Given problem
Hunt for the word "Psychiatry" across the entries below, copying each line that holds it.

╔══

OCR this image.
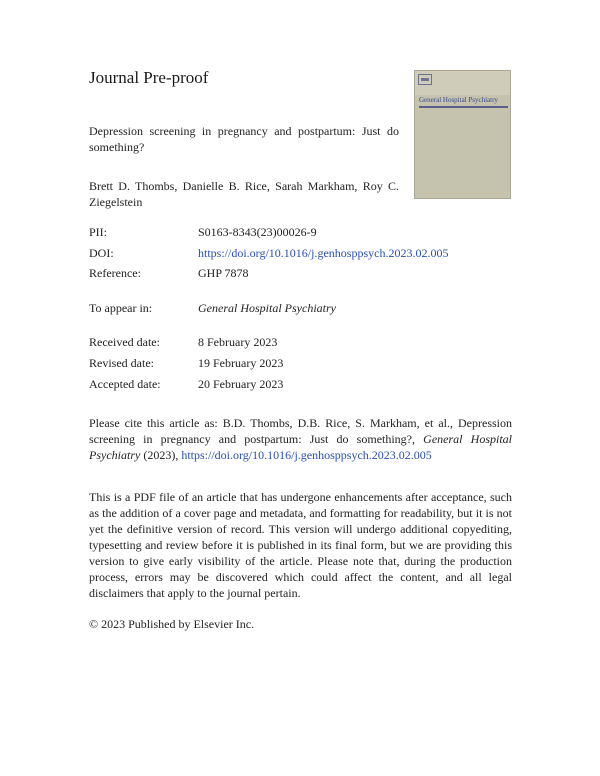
Journal Pre-proof
General Hospital Psychiatry
Depression screening in pregnancy and postpartum: Just do something?
Brett D. Thombs, Danielle B. Rice, Sarah Markham, Roy C. Ziegelstein
PII:	S0163-8343(23)00026-9
DOI:	https://doi.org/10.1016/j.genhosppsych.2023.02.005
Reference:	GHP 7878
To appear in:	General Hospital Psychiatry
Received date:	8 February 2023
Revised date:	19 February 2023
Accepted date:	20 February 2023
Please cite this article as: B.D. Thombs, D.B. Rice, S. Markham, et al., Depression screening in pregnancy and postpartum: Just do something?, General Hospital Psychiatry (2023), https://doi.org/10.1016/j.genhosppsych.2023.02.005
This is a PDF file of an article that has undergone enhancements after acceptance, such as the addition of a cover page and metadata, and formatting for readability, but it is not yet the definitive version of record. This version will undergo additional copyediting, typesetting and review before it is published in its final form, but we are providing this version to give early visibility of the article. Please note that, during the production process, errors may be discovered which could affect the content, and all legal disclaimers that apply to the journal pertain.
© 2023 Published by Elsevier Inc.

╚══

Solution
General Hospital Psychiatry
To appear in:	General Hospital Psychiatry
Please cite this article as: B.D. Thombs, D.B. Rice, S. Markham, et al., Depression screening in pregnancy and postpartum: Just do something?, General Hospital Psychiatry (2023), https://doi.org/10.1016/j.genhosppsych.2023.02.005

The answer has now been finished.